Look through the records that follow. Copy every line containing the word "first".

Structured figure records
━━━━━━

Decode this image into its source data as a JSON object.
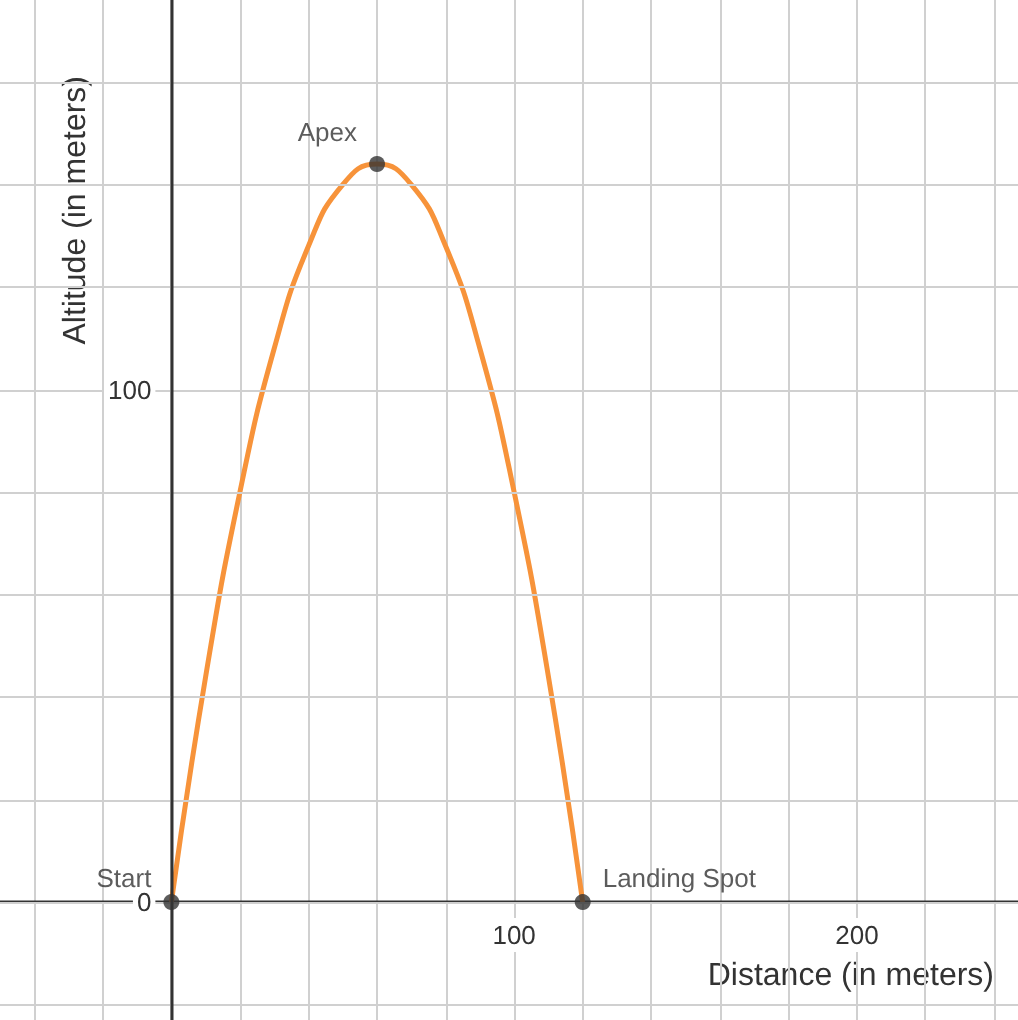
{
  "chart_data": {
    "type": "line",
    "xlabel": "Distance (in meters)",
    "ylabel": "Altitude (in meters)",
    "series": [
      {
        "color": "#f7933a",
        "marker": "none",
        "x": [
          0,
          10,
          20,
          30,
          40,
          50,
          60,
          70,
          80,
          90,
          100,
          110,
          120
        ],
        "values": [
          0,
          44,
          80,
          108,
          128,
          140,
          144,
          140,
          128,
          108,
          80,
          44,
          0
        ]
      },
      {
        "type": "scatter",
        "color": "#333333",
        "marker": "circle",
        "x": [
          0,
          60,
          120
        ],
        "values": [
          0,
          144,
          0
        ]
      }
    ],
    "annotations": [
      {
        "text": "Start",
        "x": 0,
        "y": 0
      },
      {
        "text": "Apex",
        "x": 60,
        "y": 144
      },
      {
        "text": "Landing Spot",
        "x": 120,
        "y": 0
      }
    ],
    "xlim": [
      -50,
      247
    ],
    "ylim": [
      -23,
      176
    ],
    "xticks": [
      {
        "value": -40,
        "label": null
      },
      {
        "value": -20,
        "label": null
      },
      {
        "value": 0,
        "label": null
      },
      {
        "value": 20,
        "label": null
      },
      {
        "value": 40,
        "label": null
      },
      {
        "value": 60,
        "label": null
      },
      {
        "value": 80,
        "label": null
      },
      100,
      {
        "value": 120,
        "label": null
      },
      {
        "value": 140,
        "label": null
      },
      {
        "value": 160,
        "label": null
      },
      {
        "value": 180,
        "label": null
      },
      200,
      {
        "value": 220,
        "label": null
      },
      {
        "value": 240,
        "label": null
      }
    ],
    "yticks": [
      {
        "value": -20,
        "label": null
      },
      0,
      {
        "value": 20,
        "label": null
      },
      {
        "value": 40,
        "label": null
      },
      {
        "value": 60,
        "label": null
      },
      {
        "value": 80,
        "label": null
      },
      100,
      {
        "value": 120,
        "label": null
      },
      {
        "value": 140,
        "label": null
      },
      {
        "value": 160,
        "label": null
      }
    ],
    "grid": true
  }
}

━━━━━━

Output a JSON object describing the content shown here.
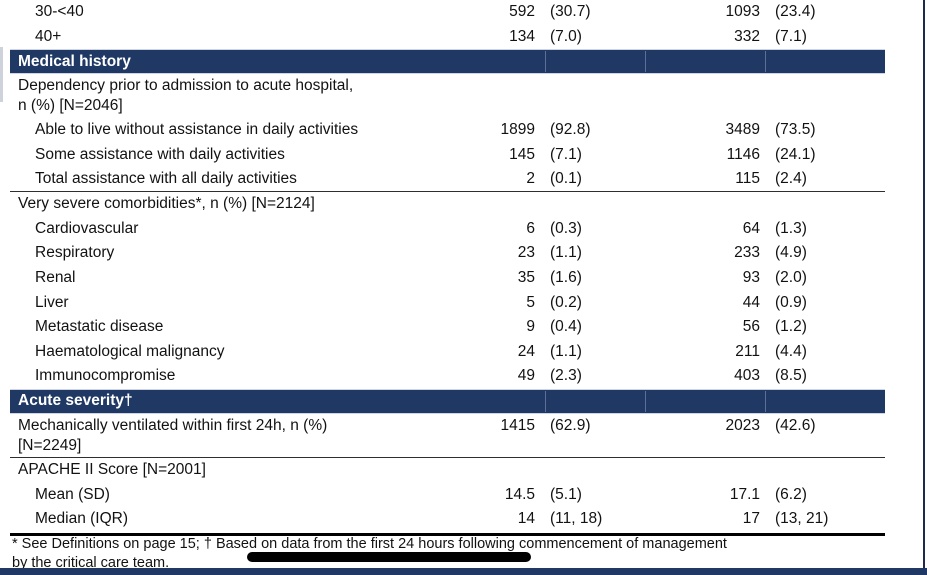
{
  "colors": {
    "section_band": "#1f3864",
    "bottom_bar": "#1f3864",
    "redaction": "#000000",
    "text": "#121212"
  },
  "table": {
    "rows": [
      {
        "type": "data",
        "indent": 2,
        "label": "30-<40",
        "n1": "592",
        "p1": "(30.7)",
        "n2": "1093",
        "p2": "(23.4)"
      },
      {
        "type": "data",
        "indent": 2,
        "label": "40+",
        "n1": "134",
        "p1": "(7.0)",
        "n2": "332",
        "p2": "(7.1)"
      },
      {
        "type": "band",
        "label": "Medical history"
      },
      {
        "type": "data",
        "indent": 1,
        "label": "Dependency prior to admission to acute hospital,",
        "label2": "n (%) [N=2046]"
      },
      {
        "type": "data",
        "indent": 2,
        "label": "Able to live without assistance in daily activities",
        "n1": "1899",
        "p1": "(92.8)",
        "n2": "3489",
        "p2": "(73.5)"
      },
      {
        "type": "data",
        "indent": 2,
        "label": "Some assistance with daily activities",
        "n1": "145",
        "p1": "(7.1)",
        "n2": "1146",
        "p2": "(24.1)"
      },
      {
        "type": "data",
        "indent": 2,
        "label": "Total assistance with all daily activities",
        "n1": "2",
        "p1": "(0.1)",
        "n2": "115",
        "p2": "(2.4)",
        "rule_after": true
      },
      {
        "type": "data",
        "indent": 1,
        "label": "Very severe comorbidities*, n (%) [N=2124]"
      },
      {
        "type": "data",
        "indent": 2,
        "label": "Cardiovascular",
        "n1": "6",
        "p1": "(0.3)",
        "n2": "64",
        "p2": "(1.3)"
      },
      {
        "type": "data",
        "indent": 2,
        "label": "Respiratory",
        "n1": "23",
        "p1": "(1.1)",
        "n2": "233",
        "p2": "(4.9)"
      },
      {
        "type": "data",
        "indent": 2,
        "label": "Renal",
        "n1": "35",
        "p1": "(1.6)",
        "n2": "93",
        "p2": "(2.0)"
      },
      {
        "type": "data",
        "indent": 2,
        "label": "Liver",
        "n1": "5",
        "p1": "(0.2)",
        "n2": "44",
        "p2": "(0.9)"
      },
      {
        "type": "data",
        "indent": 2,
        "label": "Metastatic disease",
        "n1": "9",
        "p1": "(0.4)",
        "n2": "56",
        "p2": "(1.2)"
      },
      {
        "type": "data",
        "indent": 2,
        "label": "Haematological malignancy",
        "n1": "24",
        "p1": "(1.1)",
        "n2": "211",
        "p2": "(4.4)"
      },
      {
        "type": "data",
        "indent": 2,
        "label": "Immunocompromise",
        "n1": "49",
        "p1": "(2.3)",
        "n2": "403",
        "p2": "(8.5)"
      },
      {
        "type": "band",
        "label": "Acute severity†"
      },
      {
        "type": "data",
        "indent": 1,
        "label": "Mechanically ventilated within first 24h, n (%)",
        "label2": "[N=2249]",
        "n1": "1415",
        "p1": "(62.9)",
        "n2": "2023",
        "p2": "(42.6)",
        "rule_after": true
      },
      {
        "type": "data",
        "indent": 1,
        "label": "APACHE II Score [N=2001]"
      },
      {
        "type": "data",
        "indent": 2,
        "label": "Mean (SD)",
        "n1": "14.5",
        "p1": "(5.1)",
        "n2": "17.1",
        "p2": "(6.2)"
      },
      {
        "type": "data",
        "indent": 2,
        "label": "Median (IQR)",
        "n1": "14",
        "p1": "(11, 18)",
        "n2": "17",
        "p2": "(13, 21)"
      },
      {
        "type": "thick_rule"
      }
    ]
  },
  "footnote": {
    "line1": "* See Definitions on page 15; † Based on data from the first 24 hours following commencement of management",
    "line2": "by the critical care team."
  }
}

━━━━━━

FULL SOLUTION ->
        "label": "Mechanically ventilated within first 24h, n (%)",
    "line1": "* See Definitions on page 15; † Based on data from the first 24 hours following commencement of management",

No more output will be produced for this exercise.